[Dataset records]
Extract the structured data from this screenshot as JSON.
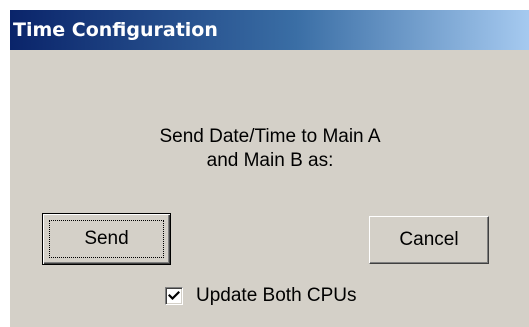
{
  "window": {
    "title": "Time Configuration"
  },
  "message": {
    "line1": "Send Date/Time to Main A",
    "line2": "and Main B as:"
  },
  "buttons": {
    "send_label": "Send",
    "cancel_label": "Cancel"
  },
  "options": {
    "update_both_cpus_label": "Update Both CPUs",
    "update_both_cpus_checked": true
  },
  "icons": {
    "checkbox_mark": "check-icon"
  },
  "colors": {
    "title_gradient_start": "#0a246a",
    "title_gradient_end": "#a6caf0",
    "dialog_face": "#d4d0c8",
    "title_text": "#ffffff"
  }
}
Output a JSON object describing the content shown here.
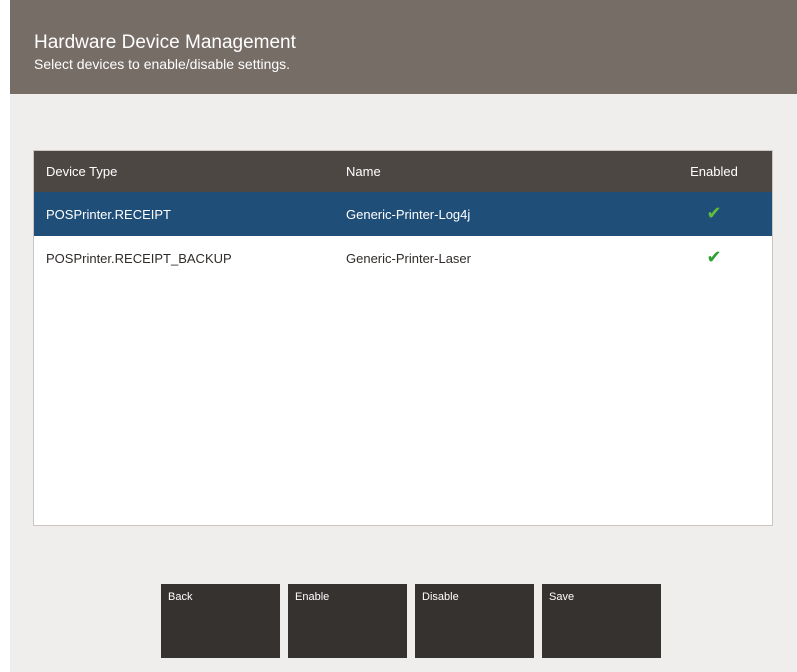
{
  "header": {
    "title": "Hardware Device Management",
    "subtitle": "Select devices to enable/disable settings."
  },
  "table": {
    "columns": [
      "Device Type",
      "Name",
      "Enabled"
    ],
    "rows": [
      {
        "device_type": "POSPrinter.RECEIPT",
        "name": "Generic-Printer-Log4j",
        "enabled": true,
        "selected": true,
        "enabled_icon": "check-icon"
      },
      {
        "device_type": "POSPrinter.RECEIPT_BACKUP",
        "name": "Generic-Printer-Laser",
        "enabled": true,
        "selected": false,
        "enabled_icon": "check-icon"
      }
    ]
  },
  "buttons": {
    "back": "Back",
    "enable": "Enable",
    "disable": "Disable",
    "save": "Save"
  },
  "colors": {
    "header_bg": "#776d67",
    "table_header_bg": "#4d4744",
    "selected_row_bg": "#1f4e79",
    "button_bg": "#363230",
    "check_green": "#2ea02e"
  }
}
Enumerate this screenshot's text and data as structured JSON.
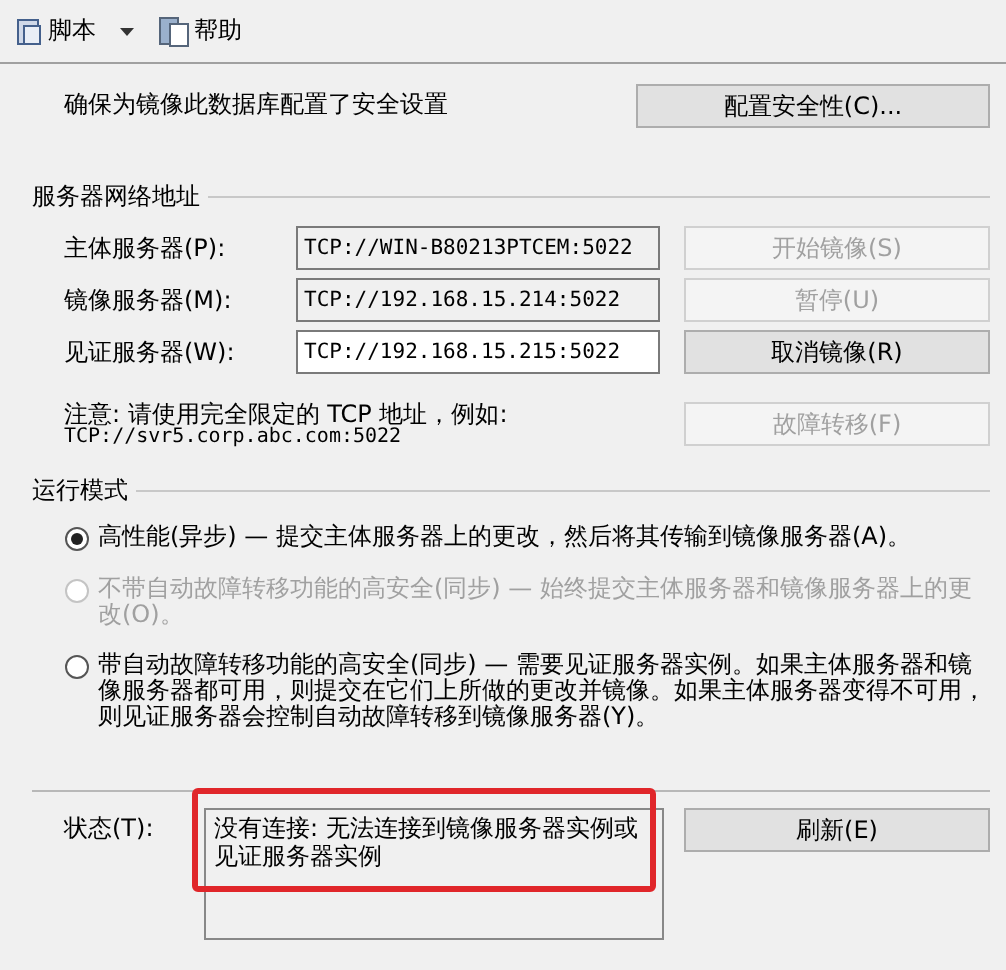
{
  "toolbar": [
    {
      "label": "脚本",
      "kind": "script",
      "dropdown": true
    },
    {
      "label": "帮助",
      "kind": "help",
      "dropdown": false
    }
  ],
  "security": {
    "text": "确保为镜像此数据库配置了安全设置",
    "button": {
      "label": "配置安全性(C)...",
      "disabled": false
    }
  },
  "server_addresses": {
    "title": "服务器网络地址",
    "rows": [
      {
        "label": "主体服务器(P):",
        "value": "TCP://WIN-B80213PTCEM:5022",
        "readonly": true,
        "button": {
          "label": "开始镜像(S)",
          "disabled": true
        }
      },
      {
        "label": "镜像服务器(M):",
        "value": "TCP://192.168.15.214:5022",
        "readonly": true,
        "button": {
          "label": "暂停(U)",
          "disabled": true
        }
      },
      {
        "label": "见证服务器(W):",
        "value": "TCP://192.168.15.215:5022",
        "readonly": false,
        "button": {
          "label": "取消镜像(R)",
          "disabled": false
        }
      }
    ],
    "note": "注意: 请使用完全限定的 TCP 地址，例如:",
    "example": "TCP://svr5.corp.abc.com:5022",
    "failover_button": {
      "label": "故障转移(F)",
      "disabled": true
    }
  },
  "operating_mode": {
    "title": "运行模式",
    "options": [
      {
        "label": "高性能(异步) — 提交主体服务器上的更改，然后将其传输到镜像服务器(A)。",
        "selected": true,
        "disabled": false
      },
      {
        "label": "不带自动故障转移功能的高安全(同步) — 始终提交主体服务器和镜像服务器上的更改(O)。",
        "selected": false,
        "disabled": true
      },
      {
        "label": "带自动故障转移功能的高安全(同步) — 需要见证服务器实例。如果主体服务器和镜像服务器都可用，则提交在它们上所做的更改并镜像。如果主体服务器变得不可用，则见证服务器会控制自动故障转移到镜像服务器(Y)。",
        "selected": false,
        "disabled": false
      }
    ]
  },
  "status": {
    "label": "状态(T):",
    "value": "没有连接: 无法连接到镜像服务器实例或见证服务器实例",
    "highlighted": true,
    "button": {
      "label": "刷新(E)",
      "disabled": false
    }
  }
}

[Stated goal]
List the lines that contain the word "value".

[Answer for the task]
        "value": "TCP://WIN-B80213PTCEM:5022",
        "value": "TCP://192.168.15.214:5022",
        "value": "TCP://192.168.15.215:5022",
    "value": "没有连接: 无法连接到镜像服务器实例或见证服务器实例",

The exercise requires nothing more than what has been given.